Provided entries>
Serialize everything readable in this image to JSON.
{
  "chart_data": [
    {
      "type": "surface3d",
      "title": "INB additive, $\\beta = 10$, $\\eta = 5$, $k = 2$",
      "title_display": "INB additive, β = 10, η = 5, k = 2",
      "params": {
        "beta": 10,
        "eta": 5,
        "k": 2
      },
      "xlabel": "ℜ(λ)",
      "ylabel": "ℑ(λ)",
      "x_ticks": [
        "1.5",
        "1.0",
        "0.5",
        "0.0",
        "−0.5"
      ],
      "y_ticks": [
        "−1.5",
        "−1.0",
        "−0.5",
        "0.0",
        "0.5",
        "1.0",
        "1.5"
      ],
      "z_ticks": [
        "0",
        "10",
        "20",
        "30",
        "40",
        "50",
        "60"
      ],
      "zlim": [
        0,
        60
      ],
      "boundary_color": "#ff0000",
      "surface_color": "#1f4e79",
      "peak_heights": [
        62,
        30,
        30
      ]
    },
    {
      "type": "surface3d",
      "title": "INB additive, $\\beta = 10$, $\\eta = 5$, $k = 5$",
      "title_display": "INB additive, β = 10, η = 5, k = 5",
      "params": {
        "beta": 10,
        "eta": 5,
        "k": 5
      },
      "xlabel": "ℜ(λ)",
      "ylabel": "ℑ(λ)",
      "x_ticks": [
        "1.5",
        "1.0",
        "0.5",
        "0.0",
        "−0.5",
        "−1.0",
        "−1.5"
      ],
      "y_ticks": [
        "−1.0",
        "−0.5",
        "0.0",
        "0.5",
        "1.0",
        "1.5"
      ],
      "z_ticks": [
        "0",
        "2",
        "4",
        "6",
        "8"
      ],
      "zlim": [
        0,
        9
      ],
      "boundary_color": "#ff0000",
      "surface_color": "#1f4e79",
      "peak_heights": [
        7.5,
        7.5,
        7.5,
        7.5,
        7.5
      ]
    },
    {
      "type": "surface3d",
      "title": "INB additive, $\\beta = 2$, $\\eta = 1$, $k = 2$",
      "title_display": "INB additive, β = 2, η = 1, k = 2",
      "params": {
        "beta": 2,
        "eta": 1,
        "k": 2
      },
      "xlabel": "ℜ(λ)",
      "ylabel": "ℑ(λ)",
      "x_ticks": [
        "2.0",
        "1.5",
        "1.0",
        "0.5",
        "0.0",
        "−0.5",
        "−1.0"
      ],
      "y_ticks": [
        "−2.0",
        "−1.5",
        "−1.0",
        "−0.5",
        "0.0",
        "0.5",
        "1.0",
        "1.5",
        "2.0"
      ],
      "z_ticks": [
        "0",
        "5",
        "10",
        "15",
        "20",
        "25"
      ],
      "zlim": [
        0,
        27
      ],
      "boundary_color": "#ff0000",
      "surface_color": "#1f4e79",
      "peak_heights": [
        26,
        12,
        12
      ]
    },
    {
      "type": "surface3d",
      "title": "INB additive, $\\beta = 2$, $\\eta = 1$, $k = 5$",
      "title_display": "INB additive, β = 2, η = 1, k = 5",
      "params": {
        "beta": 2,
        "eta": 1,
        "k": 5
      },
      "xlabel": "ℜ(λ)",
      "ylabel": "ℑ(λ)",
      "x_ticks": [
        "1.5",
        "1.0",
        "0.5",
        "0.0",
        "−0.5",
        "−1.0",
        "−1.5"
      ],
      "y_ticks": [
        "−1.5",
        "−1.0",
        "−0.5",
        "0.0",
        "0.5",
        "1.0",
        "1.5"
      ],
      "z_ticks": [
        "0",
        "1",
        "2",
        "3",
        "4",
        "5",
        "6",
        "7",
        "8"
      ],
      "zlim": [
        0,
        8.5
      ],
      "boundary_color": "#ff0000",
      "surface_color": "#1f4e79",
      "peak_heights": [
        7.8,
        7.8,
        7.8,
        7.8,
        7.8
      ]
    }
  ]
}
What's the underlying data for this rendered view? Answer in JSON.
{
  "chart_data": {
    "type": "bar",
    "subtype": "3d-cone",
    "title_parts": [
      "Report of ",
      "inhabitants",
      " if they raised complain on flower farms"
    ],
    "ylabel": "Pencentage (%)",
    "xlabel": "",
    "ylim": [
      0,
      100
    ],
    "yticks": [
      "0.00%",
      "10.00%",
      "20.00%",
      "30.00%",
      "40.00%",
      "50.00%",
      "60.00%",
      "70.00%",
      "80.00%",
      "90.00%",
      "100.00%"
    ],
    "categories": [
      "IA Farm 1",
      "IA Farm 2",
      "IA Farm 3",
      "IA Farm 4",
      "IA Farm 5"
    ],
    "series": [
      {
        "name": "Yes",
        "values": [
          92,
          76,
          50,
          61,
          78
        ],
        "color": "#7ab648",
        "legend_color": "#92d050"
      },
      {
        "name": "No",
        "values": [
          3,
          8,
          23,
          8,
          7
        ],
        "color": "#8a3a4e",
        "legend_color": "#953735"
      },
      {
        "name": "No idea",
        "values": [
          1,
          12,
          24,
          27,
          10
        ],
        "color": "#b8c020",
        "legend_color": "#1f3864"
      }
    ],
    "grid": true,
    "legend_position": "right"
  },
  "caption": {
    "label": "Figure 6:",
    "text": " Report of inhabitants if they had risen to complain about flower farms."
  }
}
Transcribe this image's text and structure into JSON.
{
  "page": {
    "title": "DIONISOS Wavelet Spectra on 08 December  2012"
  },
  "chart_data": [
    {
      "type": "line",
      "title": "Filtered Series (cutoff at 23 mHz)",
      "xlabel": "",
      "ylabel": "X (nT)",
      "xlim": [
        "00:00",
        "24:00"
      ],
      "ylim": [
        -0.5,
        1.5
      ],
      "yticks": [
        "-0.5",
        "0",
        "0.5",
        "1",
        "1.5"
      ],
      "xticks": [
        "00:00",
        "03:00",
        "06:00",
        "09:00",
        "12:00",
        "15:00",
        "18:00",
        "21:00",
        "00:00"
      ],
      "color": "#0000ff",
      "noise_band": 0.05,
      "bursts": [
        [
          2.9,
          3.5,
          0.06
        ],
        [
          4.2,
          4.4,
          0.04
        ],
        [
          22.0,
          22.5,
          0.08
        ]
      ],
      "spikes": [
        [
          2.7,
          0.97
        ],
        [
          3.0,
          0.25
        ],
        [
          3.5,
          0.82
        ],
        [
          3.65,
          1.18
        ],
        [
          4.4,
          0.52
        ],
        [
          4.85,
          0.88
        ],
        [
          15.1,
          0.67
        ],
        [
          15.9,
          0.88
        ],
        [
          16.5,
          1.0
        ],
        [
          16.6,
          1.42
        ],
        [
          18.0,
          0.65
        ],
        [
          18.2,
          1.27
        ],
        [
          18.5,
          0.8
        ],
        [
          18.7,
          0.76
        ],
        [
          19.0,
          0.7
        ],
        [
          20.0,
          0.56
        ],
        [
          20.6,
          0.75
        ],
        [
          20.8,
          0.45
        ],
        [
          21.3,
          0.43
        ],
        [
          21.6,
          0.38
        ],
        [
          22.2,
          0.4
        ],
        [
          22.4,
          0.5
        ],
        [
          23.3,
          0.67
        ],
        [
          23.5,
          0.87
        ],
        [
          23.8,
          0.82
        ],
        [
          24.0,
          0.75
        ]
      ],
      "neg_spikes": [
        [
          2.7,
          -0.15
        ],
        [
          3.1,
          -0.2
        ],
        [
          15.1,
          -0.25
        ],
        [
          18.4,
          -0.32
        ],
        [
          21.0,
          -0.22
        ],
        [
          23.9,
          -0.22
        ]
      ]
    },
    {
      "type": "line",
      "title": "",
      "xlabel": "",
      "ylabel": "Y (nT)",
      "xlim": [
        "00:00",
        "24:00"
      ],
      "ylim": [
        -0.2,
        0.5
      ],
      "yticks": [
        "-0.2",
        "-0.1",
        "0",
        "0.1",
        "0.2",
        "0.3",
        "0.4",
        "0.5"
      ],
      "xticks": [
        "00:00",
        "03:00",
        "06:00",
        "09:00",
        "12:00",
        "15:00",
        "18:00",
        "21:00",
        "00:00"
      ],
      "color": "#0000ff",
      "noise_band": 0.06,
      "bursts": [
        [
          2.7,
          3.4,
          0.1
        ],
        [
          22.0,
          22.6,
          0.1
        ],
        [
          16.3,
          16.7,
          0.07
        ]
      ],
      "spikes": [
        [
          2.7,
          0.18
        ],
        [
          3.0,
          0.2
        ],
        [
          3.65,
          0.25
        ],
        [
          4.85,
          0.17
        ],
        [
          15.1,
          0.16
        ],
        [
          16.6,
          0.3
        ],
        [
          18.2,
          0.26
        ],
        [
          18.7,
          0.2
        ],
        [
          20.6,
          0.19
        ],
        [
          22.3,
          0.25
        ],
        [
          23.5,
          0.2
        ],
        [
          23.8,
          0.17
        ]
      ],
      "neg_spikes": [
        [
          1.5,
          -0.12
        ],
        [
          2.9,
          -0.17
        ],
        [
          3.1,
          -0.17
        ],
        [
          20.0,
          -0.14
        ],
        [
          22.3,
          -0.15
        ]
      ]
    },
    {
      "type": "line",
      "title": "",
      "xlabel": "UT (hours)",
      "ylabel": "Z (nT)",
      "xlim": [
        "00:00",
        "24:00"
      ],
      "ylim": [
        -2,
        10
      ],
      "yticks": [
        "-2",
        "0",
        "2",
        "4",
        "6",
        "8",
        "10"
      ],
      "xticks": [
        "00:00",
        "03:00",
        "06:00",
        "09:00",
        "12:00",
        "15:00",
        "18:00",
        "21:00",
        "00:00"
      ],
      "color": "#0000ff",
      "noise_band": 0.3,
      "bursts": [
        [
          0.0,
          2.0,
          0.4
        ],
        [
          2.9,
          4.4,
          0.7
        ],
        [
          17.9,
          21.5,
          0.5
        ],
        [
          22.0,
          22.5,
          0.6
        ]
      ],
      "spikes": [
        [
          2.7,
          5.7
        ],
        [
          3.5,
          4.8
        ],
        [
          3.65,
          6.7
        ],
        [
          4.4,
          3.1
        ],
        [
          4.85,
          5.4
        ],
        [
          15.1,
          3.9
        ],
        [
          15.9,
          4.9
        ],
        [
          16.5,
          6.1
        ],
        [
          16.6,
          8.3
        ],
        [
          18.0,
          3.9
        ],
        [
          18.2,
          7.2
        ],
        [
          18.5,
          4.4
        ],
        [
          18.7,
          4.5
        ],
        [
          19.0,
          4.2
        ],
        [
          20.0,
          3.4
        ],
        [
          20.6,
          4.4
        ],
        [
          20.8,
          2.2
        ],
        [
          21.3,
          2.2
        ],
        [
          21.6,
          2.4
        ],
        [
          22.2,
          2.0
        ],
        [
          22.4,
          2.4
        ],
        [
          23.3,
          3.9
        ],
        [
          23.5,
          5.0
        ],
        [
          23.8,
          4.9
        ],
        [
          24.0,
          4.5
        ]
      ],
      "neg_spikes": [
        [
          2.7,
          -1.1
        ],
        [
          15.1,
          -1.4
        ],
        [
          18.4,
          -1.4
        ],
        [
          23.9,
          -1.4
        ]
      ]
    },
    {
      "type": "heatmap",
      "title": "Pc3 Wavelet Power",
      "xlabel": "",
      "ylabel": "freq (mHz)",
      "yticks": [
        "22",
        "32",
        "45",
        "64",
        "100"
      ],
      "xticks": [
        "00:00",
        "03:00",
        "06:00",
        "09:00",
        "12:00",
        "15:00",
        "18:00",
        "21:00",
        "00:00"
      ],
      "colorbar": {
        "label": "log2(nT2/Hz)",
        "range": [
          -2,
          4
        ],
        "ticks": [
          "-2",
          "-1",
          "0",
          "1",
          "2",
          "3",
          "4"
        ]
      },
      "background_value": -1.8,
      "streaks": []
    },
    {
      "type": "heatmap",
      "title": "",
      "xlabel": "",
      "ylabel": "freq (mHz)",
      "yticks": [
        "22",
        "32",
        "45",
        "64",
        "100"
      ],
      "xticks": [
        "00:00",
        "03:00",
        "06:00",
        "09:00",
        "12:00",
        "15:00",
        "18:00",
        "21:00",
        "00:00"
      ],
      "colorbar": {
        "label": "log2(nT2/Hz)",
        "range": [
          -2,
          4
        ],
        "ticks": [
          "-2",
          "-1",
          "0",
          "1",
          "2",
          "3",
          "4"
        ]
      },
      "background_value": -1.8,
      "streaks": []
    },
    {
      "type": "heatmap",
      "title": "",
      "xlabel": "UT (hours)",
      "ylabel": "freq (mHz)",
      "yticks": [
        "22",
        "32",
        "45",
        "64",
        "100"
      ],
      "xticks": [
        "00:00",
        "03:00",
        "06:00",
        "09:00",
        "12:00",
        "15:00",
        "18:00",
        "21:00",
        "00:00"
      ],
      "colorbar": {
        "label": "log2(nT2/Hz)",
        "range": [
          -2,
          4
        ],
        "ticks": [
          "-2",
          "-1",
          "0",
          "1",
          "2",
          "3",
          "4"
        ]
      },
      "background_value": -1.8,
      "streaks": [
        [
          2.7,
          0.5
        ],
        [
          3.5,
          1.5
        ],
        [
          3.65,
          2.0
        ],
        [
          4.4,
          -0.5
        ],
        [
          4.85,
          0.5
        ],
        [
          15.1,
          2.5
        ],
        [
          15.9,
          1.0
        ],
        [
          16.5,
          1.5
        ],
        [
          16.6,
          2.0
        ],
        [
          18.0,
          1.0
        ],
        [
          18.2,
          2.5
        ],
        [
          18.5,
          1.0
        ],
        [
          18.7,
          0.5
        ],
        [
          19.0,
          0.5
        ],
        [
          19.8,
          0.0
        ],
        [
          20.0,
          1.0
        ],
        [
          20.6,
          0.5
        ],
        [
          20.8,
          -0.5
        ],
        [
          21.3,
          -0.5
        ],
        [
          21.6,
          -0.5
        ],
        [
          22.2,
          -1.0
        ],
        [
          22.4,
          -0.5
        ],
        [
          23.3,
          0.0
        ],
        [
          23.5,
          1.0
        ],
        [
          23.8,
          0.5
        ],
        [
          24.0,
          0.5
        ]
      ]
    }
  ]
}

Exercise>
Using the records given above, list every line that includes the word "this".

Answer to the exercise>
Serialize everything readable in this image to JSON.
What's the underlying data for this rendered view? Answer in JSON.
Transcribe this image's text and structure into JSON.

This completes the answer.